- What this task involves
Would you output the whole listing below, exactly as it reads?

- Given entries
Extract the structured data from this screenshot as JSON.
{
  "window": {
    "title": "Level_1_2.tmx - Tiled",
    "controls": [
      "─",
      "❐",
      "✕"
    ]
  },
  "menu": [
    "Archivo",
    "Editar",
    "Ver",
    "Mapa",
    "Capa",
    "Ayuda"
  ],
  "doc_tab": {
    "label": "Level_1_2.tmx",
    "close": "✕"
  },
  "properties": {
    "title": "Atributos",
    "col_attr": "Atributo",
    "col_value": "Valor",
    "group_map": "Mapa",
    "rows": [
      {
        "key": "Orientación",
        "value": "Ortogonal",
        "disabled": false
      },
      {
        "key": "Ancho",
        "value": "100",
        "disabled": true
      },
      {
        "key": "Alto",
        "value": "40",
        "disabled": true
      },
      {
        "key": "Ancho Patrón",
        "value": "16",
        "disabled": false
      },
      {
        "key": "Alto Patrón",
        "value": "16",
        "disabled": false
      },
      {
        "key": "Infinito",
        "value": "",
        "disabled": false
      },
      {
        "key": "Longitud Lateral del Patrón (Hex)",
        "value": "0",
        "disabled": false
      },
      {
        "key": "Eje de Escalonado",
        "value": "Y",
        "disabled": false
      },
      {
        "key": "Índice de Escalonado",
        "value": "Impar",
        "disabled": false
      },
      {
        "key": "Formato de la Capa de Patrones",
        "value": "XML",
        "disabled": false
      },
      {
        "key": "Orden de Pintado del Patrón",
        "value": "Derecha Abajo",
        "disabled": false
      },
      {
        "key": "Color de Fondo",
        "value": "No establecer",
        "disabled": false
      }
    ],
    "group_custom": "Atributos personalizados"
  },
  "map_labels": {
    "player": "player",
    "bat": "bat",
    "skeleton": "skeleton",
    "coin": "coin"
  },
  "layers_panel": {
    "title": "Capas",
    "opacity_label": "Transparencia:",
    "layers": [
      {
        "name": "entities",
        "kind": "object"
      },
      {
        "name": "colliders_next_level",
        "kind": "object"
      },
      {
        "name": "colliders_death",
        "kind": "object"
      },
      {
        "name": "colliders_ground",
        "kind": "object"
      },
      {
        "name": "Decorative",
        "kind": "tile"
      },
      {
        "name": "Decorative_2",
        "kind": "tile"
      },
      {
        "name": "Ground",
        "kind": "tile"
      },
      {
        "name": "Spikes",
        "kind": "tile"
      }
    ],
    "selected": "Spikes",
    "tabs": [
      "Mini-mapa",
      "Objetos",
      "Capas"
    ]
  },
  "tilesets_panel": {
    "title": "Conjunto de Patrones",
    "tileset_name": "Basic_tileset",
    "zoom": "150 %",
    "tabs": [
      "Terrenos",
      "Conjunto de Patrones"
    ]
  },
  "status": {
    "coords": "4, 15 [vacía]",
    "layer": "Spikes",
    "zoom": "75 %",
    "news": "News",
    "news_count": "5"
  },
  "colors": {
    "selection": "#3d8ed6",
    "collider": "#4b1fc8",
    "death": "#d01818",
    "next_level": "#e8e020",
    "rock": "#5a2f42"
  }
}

- Correct answer
Extract the structured data from this screenshot as JSON.
{
  "window": {
    "title": "Level_1_2.tmx - Tiled",
    "controls": [
      "─",
      "❐",
      "✕"
    ]
  },
  "menu": [
    "Archivo",
    "Editar",
    "Ver",
    "Mapa",
    "Capa",
    "Ayuda"
  ],
  "doc_tab": {
    "label": "Level_1_2.tmx",
    "close": "✕"
  },
  "properties": {
    "title": "Atributos",
    "col_attr": "Atributo",
    "col_value": "Valor",
    "group_map": "Mapa",
    "rows": [
      {
        "key": "Orientación",
        "value": "Ortogonal",
        "disabled": false
      },
      {
        "key": "Ancho",
        "value": "100",
        "disabled": true
      },
      {
        "key": "Alto",
        "value": "40",
        "disabled": true
      },
      {
        "key": "Ancho Patrón",
        "value": "16",
        "disabled": false
      },
      {
        "key": "Alto Patrón",
        "value": "16",
        "disabled": false
      },
      {
        "key": "Infinito",
        "value": "",
        "disabled": false
      },
      {
        "key": "Longitud Lateral del Patrón (Hex)",
        "value": "0",
        "disabled": false
      },
      {
        "key": "Eje de Escalonado",
        "value": "Y",
        "disabled": false
      },
      {
        "key": "Índice de Escalonado",
        "value": "Impar",
        "disabled": false
      },
      {
        "key": "Formato de la Capa de Patrones",
        "value": "XML",
        "disabled": false
      },
      {
        "key": "Orden de Pintado del Patrón",
        "value": "Derecha Abajo",
        "disabled": false
      },
      {
        "key": "Color de Fondo",
        "value": "No establecer",
        "disabled": false
      }
    ],
    "group_custom": "Atributos personalizados"
  },
  "map_labels": {
    "player": "player",
    "bat": "bat",
    "skeleton": "skeleton",
    "coin": "coin"
  },
  "layers_panel": {
    "title": "Capas",
    "opacity_label": "Transparencia:",
    "layers": [
      {
        "name": "entities",
        "kind": "object"
      },
      {
        "name": "colliders_next_level",
        "kind": "object"
      },
      {
        "name": "colliders_death",
        "kind": "object"
      },
      {
        "name": "colliders_ground",
        "kind": "object"
      },
      {
        "name": "Decorative",
        "kind": "tile"
      },
      {
        "name": "Decorative_2",
        "kind": "tile"
      },
      {
        "name": "Ground",
        "kind": "tile"
      },
      {
        "name": "Spikes",
        "kind": "tile"
      }
    ],
    "selected": "Spikes",
    "tabs": [
      "Mini-mapa",
      "Objetos",
      "Capas"
    ]
  },
  "tilesets_panel": {
    "title": "Conjunto de Patrones",
    "tileset_name": "Basic_tileset",
    "zoom": "150 %",
    "tabs": [
      "Terrenos",
      "Conjunto de Patrones"
    ]
  },
  "status": {
    "coords": "4, 15 [vacía]",
    "layer": "Spikes",
    "zoom": "75 %",
    "news": "News",
    "news_count": "5"
  },
  "colors": {
    "selection": "#3d8ed6",
    "collider": "#4b1fc8",
    "death": "#d01818",
    "next_level": "#e8e020",
    "rock": "#5a2f42"
  }
}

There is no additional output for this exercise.